EXERCISE TASK
Every entry here needs to be repeated exactly.

--- Start RECORDED DATA ---

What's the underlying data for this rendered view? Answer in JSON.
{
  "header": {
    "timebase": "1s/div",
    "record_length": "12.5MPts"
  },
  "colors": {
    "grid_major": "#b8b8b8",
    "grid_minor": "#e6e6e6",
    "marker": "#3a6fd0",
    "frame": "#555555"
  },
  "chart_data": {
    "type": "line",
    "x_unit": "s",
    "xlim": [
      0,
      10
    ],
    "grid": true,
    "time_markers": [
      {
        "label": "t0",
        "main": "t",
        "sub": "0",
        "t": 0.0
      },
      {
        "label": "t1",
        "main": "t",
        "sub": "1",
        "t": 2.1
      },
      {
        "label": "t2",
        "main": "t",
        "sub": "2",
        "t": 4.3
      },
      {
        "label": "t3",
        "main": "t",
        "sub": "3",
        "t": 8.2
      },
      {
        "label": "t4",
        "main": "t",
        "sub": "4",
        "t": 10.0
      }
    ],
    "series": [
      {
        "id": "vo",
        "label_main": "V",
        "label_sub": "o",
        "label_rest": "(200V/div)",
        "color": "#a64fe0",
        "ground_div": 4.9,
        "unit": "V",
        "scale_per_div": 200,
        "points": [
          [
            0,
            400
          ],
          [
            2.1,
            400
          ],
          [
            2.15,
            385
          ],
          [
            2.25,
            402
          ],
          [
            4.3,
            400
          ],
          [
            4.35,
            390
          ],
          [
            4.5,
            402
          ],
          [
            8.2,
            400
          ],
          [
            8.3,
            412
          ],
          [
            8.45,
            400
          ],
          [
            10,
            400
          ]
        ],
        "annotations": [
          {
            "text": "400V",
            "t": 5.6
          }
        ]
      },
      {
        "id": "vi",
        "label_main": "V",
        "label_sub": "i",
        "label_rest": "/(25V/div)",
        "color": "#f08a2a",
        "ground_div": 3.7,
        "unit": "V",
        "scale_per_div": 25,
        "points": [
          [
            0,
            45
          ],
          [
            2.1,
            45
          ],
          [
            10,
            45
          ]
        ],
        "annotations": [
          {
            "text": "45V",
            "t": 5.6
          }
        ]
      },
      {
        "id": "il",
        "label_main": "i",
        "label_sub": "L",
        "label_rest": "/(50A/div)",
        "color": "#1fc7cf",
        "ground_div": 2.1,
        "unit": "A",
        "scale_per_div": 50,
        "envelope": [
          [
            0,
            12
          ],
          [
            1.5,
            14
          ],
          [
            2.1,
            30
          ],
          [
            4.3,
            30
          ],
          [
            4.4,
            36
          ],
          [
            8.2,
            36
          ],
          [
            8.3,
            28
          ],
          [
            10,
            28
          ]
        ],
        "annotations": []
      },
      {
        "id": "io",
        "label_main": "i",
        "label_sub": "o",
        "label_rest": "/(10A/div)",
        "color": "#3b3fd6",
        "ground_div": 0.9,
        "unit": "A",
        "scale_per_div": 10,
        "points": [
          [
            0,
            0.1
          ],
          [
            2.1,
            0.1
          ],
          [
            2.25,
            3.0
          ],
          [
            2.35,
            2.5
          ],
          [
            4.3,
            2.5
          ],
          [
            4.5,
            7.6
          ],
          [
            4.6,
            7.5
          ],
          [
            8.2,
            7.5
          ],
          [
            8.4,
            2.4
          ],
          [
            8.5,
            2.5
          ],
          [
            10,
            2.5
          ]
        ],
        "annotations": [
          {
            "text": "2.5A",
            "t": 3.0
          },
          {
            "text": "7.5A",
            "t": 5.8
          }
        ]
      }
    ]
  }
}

--- End RECORDED DATA ---

OUTPUT BELOW
What's the underlying data for this rendered view? Answer in JSON.
{
  "header": {
    "timebase": "1s/div",
    "record_length": "12.5MPts"
  },
  "colors": {
    "grid_major": "#b8b8b8",
    "grid_minor": "#e6e6e6",
    "marker": "#3a6fd0",
    "frame": "#555555"
  },
  "chart_data": {
    "type": "line",
    "x_unit": "s",
    "xlim": [
      0,
      10
    ],
    "grid": true,
    "time_markers": [
      {
        "label": "t0",
        "main": "t",
        "sub": "0",
        "t": 0.0
      },
      {
        "label": "t1",
        "main": "t",
        "sub": "1",
        "t": 2.1
      },
      {
        "label": "t2",
        "main": "t",
        "sub": "2",
        "t": 4.3
      },
      {
        "label": "t3",
        "main": "t",
        "sub": "3",
        "t": 8.2
      },
      {
        "label": "t4",
        "main": "t",
        "sub": "4",
        "t": 10.0
      }
    ],
    "series": [
      {
        "id": "vo",
        "label_main": "V",
        "label_sub": "o",
        "label_rest": "(200V/div)",
        "color": "#a64fe0",
        "ground_div": 4.9,
        "unit": "V",
        "scale_per_div": 200,
        "points": [
          [
            0,
            400
          ],
          [
            2.1,
            400
          ],
          [
            2.15,
            385
          ],
          [
            2.25,
            402
          ],
          [
            4.3,
            400
          ],
          [
            4.35,
            390
          ],
          [
            4.5,
            402
          ],
          [
            8.2,
            400
          ],
          [
            8.3,
            412
          ],
          [
            8.45,
            400
          ],
          [
            10,
            400
          ]
        ],
        "annotations": [
          {
            "text": "400V",
            "t": 5.6
          }
        ]
      },
      {
        "id": "vi",
        "label_main": "V",
        "label_sub": "i",
        "label_rest": "/(25V/div)",
        "color": "#f08a2a",
        "ground_div": 3.7,
        "unit": "V",
        "scale_per_div": 25,
        "points": [
          [
            0,
            45
          ],
          [
            2.1,
            45
          ],
          [
            10,
            45
          ]
        ],
        "annotations": [
          {
            "text": "45V",
            "t": 5.6
          }
        ]
      },
      {
        "id": "il",
        "label_main": "i",
        "label_sub": "L",
        "label_rest": "/(50A/div)",
        "color": "#1fc7cf",
        "ground_div": 2.1,
        "unit": "A",
        "scale_per_div": 50,
        "envelope": [
          [
            0,
            12
          ],
          [
            1.5,
            14
          ],
          [
            2.1,
            30
          ],
          [
            4.3,
            30
          ],
          [
            4.4,
            36
          ],
          [
            8.2,
            36
          ],
          [
            8.3,
            28
          ],
          [
            10,
            28
          ]
        ],
        "annotations": []
      },
      {
        "id": "io",
        "label_main": "i",
        "label_sub": "o",
        "label_rest": "/(10A/div)",
        "color": "#3b3fd6",
        "ground_div": 0.9,
        "unit": "A",
        "scale_per_div": 10,
        "points": [
          [
            0,
            0.1
          ],
          [
            2.1,
            0.1
          ],
          [
            2.25,
            3.0
          ],
          [
            2.35,
            2.5
          ],
          [
            4.3,
            2.5
          ],
          [
            4.5,
            7.6
          ],
          [
            4.6,
            7.5
          ],
          [
            8.2,
            7.5
          ],
          [
            8.4,
            2.4
          ],
          [
            8.5,
            2.5
          ],
          [
            10,
            2.5
          ]
        ],
        "annotations": [
          {
            "text": "2.5A",
            "t": 3.0
          },
          {
            "text": "7.5A",
            "t": 5.8
          }
        ]
      }
    ]
  }
}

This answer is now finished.